__SHORT TASK__. Repeat the data word for word. Do not include the pictures.
>> Begin PROVIDED RECORDS
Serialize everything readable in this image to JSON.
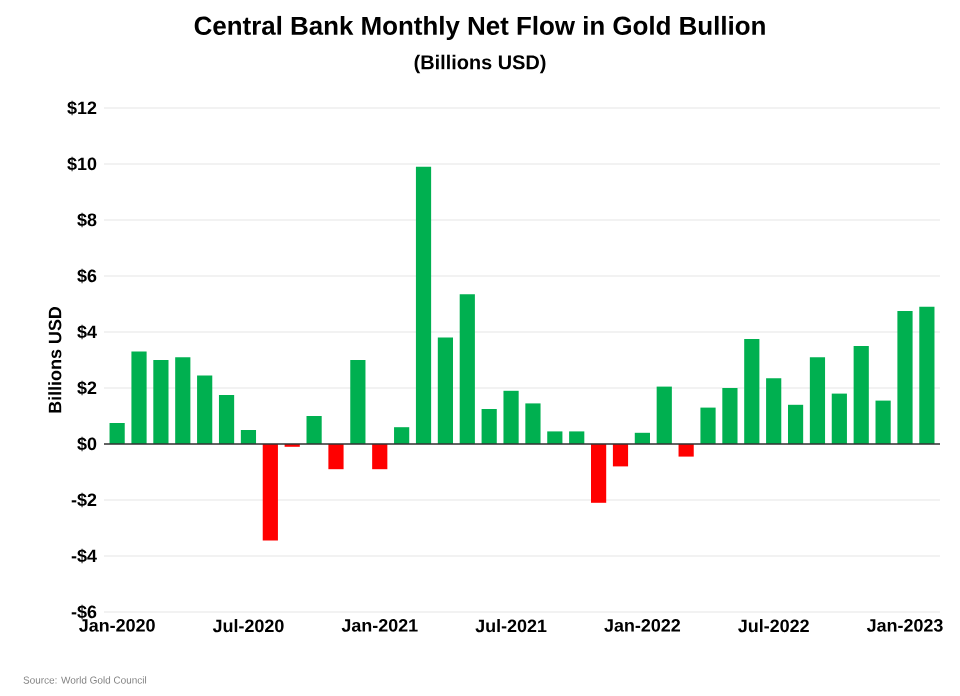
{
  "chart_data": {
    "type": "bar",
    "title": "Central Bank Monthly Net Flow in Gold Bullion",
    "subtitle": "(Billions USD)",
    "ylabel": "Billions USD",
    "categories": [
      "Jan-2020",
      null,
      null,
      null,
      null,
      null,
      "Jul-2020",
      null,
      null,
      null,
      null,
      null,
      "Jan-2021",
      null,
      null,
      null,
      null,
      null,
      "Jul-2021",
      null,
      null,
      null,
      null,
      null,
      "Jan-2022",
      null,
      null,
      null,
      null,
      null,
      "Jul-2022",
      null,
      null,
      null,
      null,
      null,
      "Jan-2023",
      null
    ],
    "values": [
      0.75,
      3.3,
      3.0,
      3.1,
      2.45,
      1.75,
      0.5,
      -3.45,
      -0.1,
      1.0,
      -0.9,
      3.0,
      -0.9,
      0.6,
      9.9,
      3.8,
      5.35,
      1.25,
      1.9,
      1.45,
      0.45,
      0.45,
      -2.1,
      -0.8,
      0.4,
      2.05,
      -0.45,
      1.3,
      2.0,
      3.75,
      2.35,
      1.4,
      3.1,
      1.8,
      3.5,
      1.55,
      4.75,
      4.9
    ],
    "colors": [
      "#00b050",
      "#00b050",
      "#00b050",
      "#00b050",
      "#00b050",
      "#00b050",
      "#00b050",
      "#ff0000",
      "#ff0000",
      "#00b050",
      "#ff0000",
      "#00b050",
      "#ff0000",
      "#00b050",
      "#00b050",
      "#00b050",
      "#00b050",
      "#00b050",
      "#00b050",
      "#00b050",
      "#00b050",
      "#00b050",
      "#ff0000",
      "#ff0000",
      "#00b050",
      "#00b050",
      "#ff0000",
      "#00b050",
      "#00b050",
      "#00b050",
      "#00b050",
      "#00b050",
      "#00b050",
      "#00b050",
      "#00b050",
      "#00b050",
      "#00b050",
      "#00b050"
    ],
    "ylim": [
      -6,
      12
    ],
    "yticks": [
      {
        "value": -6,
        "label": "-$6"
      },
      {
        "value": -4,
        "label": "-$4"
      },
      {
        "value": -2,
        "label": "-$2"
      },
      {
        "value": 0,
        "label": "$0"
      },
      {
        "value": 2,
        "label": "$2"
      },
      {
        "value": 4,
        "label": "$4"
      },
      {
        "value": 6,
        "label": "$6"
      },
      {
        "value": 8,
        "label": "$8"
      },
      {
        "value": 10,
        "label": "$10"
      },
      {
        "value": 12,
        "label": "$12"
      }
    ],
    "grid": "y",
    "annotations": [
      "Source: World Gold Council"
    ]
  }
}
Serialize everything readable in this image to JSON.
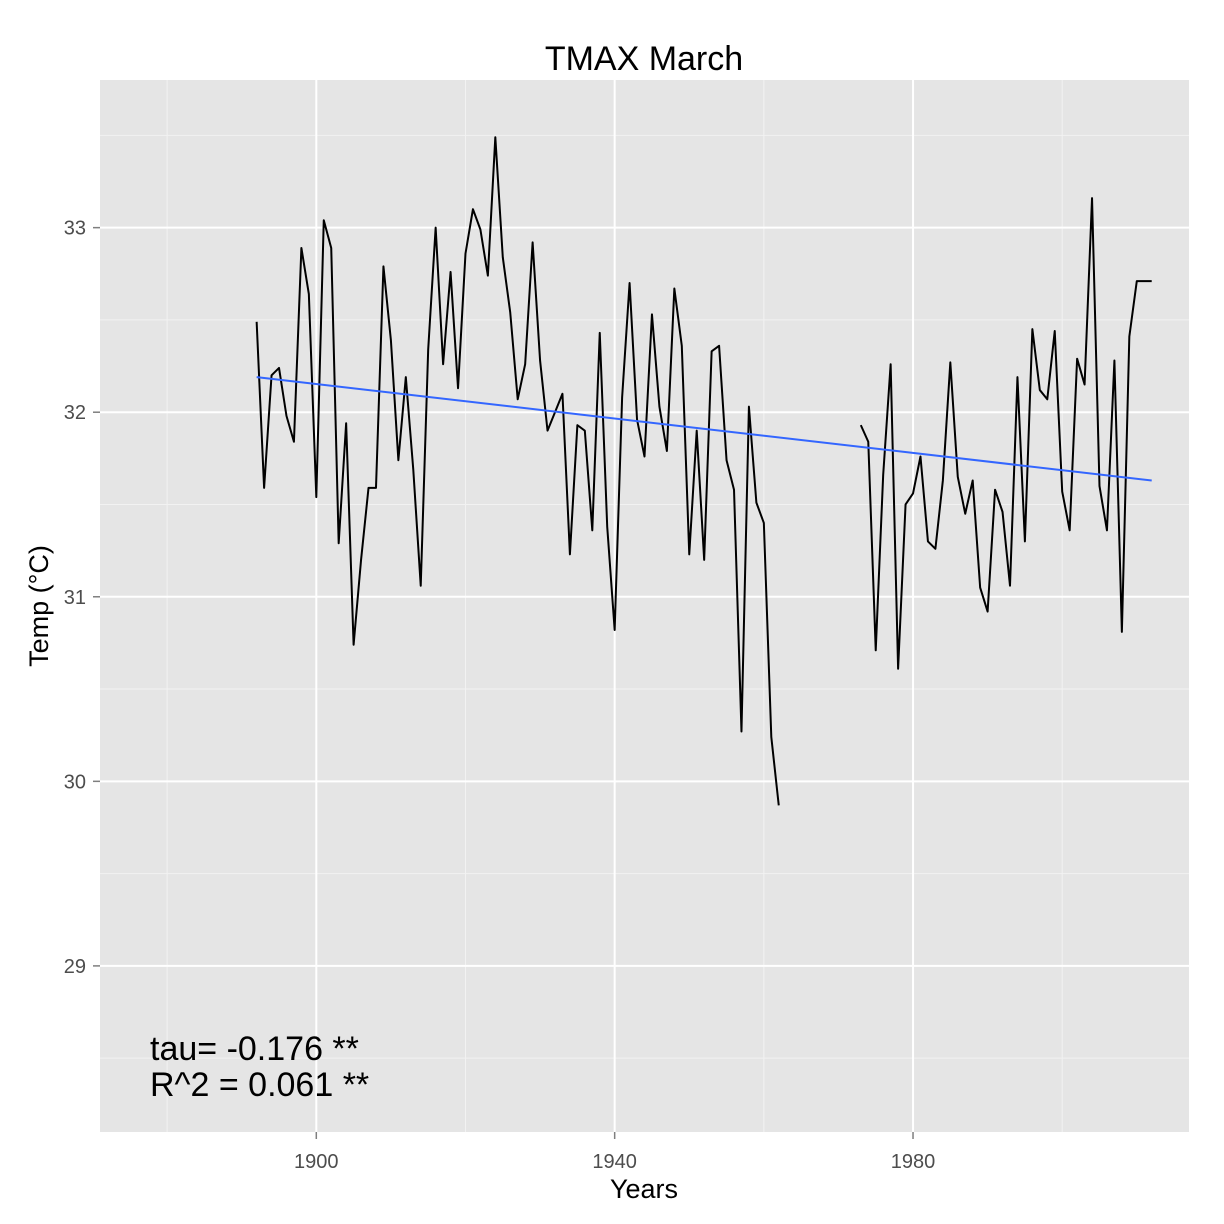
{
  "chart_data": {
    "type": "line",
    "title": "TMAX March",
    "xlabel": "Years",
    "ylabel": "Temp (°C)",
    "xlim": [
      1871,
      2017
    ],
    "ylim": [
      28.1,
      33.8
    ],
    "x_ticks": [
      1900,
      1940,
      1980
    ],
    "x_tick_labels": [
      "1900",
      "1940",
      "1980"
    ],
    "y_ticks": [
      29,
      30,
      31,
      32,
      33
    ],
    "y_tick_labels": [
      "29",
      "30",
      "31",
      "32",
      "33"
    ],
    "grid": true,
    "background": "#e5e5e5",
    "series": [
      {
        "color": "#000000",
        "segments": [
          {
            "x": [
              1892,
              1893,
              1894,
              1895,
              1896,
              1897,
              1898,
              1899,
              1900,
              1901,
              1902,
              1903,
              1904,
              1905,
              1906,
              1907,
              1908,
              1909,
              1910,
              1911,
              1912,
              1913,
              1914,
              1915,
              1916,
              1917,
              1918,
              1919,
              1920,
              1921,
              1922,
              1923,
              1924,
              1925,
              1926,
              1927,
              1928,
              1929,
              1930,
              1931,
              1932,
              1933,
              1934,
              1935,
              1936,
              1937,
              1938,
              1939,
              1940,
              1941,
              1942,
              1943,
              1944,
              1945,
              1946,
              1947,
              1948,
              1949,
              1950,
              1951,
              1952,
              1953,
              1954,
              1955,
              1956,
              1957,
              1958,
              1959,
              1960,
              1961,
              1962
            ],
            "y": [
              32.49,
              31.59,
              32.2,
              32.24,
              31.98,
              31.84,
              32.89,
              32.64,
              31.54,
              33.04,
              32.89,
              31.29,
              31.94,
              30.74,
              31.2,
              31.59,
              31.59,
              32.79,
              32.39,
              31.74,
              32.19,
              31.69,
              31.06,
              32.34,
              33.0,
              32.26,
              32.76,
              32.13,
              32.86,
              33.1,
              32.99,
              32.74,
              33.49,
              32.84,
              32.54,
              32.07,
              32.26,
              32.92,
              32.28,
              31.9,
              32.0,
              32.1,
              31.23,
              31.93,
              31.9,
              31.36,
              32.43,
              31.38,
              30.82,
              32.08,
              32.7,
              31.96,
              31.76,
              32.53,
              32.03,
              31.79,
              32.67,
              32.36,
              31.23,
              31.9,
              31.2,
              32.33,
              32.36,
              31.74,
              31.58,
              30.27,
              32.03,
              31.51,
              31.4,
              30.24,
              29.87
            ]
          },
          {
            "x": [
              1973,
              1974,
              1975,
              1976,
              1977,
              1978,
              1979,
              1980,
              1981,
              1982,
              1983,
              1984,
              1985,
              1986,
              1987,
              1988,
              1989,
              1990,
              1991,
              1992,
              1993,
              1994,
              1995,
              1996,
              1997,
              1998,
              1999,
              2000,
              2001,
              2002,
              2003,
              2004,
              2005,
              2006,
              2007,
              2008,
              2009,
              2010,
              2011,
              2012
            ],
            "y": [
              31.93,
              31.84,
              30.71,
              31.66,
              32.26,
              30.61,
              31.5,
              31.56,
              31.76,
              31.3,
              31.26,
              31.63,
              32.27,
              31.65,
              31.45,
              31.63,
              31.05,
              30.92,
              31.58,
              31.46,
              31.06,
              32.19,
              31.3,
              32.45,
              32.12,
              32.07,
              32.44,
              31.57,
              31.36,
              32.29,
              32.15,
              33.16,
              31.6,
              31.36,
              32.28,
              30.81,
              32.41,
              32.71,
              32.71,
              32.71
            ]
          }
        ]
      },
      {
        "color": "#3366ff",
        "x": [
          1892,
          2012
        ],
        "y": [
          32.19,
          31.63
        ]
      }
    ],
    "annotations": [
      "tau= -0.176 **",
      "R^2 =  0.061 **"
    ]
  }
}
>> End PROVIDED RECORDS
__WRITTEN ANSWER__.
Serialize everything readable in this image to JSON.
{
  "chart_data": {
    "type": "bar",
    "title": "Central Bank Monthly Net Flow in Gold Bullion",
    "subtitle": "(Billions USD)",
    "ylabel": "Billions USD",
    "categories": [
      "Jan-2020",
      null,
      null,
      null,
      null,
      null,
      "Jul-2020",
      null,
      null,
      null,
      null,
      null,
      "Jan-2021",
      null,
      null,
      null,
      null,
      null,
      "Jul-2021",
      null,
      null,
      null,
      null,
      null,
      "Jan-2022",
      null,
      null,
      null,
      null,
      null,
      "Jul-2022",
      null,
      null,
      null,
      null,
      null,
      "Jan-2023",
      null
    ],
    "values": [
      0.75,
      3.3,
      3.0,
      3.1,
      2.45,
      1.75,
      0.5,
      -3.45,
      -0.1,
      1.0,
      -0.9,
      3.0,
      -0.9,
      0.6,
      9.9,
      3.8,
      5.35,
      1.25,
      1.9,
      1.45,
      0.45,
      0.45,
      -2.1,
      -0.8,
      0.4,
      2.05,
      -0.45,
      1.3,
      2.0,
      3.75,
      2.35,
      1.4,
      3.1,
      1.8,
      3.5,
      1.55,
      4.75,
      4.9
    ],
    "colors": [
      "#00b050",
      "#00b050",
      "#00b050",
      "#00b050",
      "#00b050",
      "#00b050",
      "#00b050",
      "#ff0000",
      "#ff0000",
      "#00b050",
      "#ff0000",
      "#00b050",
      "#ff0000",
      "#00b050",
      "#00b050",
      "#00b050",
      "#00b050",
      "#00b050",
      "#00b050",
      "#00b050",
      "#00b050",
      "#00b050",
      "#ff0000",
      "#ff0000",
      "#00b050",
      "#00b050",
      "#ff0000",
      "#00b050",
      "#00b050",
      "#00b050",
      "#00b050",
      "#00b050",
      "#00b050",
      "#00b050",
      "#00b050",
      "#00b050",
      "#00b050",
      "#00b050"
    ],
    "ylim": [
      -6,
      12
    ],
    "yticks": [
      {
        "value": -6,
        "label": "-$6"
      },
      {
        "value": -4,
        "label": "-$4"
      },
      {
        "value": -2,
        "label": "-$2"
      },
      {
        "value": 0,
        "label": "$0"
      },
      {
        "value": 2,
        "label": "$2"
      },
      {
        "value": 4,
        "label": "$4"
      },
      {
        "value": 6,
        "label": "$6"
      },
      {
        "value": 8,
        "label": "$8"
      },
      {
        "value": 10,
        "label": "$10"
      },
      {
        "value": 12,
        "label": "$12"
      }
    ],
    "grid": "y",
    "annotations": [
      "Source: World Gold Council"
    ]
  }
}
Serialize everything readable in this image to JSON.
{
  "chart_data": {
    "type": "line",
    "title": "TMAX March",
    "xlabel": "Years",
    "ylabel": "Temp (°C)",
    "xlim": [
      1871,
      2017
    ],
    "ylim": [
      28.1,
      33.8
    ],
    "x_ticks": [
      1900,
      1940,
      1980
    ],
    "x_tick_labels": [
      "1900",
      "1940",
      "1980"
    ],
    "y_ticks": [
      29,
      30,
      31,
      32,
      33
    ],
    "y_tick_labels": [
      "29",
      "30",
      "31",
      "32",
      "33"
    ],
    "grid": true,
    "background": "#e5e5e5",
    "series": [
      {
        "color": "#000000",
        "segments": [
          {
            "x": [
              1892,
              1893,
              1894,
              1895,
              1896,
              1897,
              1898,
              1899,
              1900,
              1901,
              1902,
              1903,
              1904,
              1905,
              1906,
              1907,
              1908,
              1909,
              1910,
              1911,
              1912,
              1913,
              1914,
              1915,
              1916,
              1917,
              1918,
              1919,
              1920,
              1921,
              1922,
              1923,
              1924,
              1925,
              1926,
              1927,
              1928,
              1929,
              1930,
              1931,
              1932,
              1933,
              1934,
              1935,
              1936,
              1937,
              1938,
              1939,
              1940,
              1941,
              1942,
              1943,
              1944,
              1945,
              1946,
              1947,
              1948,
              1949,
              1950,
              1951,
              1952,
              1953,
              1954,
              1955,
              1956,
              1957,
              1958,
              1959,
              1960,
              1961,
              1962
            ],
            "y": [
              32.49,
              31.59,
              32.2,
              32.24,
              31.98,
              31.84,
              32.89,
              32.64,
              31.54,
              33.04,
              32.89,
              31.29,
              31.94,
              30.74,
              31.2,
              31.59,
              31.59,
              32.79,
              32.39,
              31.74,
              32.19,
              31.69,
              31.06,
              32.34,
              33.0,
              32.26,
              32.76,
              32.13,
              32.86,
              33.1,
              32.99,
              32.74,
              33.49,
              32.84,
              32.54,
              32.07,
              32.26,
              32.92,
              32.28,
              31.9,
              32.0,
              32.1,
              31.23,
              31.93,
              31.9,
              31.36,
              32.43,
              31.38,
              30.82,
              32.08,
              32.7,
              31.96,
              31.76,
              32.53,
              32.03,
              31.79,
              32.67,
              32.36,
              31.23,
              31.9,
              31.2,
              32.33,
              32.36,
              31.74,
              31.58,
              30.27,
              32.03,
              31.51,
              31.4,
              30.24,
              29.87
            ]
          },
          {
            "x": [
              1973,
              1974,
              1975,
              1976,
              1977,
              1978,
              1979,
              1980,
              1981,
              1982,
              1983,
              1984,
              1985,
              1986,
              1987,
              1988,
              1989,
              1990,
              1991,
              1992,
              1993,
              1994,
              1995,
              1996,
              1997,
              1998,
              1999,
              2000,
              2001,
              2002,
              2003,
              2004,
              2005,
              2006,
              2007,
              2008,
              2009,
              2010,
              2011,
              2012
            ],
            "y": [
              31.93,
              31.84,
              30.71,
              31.66,
              32.26,
              30.61,
              31.5,
              31.56,
              31.76,
              31.3,
              31.26,
              31.63,
              32.27,
              31.65,
              31.45,
              31.63,
              31.05,
              30.92,
              31.58,
              31.46,
              31.06,
              32.19,
              31.3,
              32.45,
              32.12,
              32.07,
              32.44,
              31.57,
              31.36,
              32.29,
              32.15,
              33.16,
              31.6,
              31.36,
              32.28,
              30.81,
              32.41,
              32.71,
              32.71,
              32.71
            ]
          }
        ]
      },
      {
        "color": "#3366ff",
        "x": [
          1892,
          2012
        ],
        "y": [
          32.19,
          31.63
        ]
      }
    ],
    "annotations": [
      "tau= -0.176 **",
      "R^2 =  0.061 **"
    ]
  }
}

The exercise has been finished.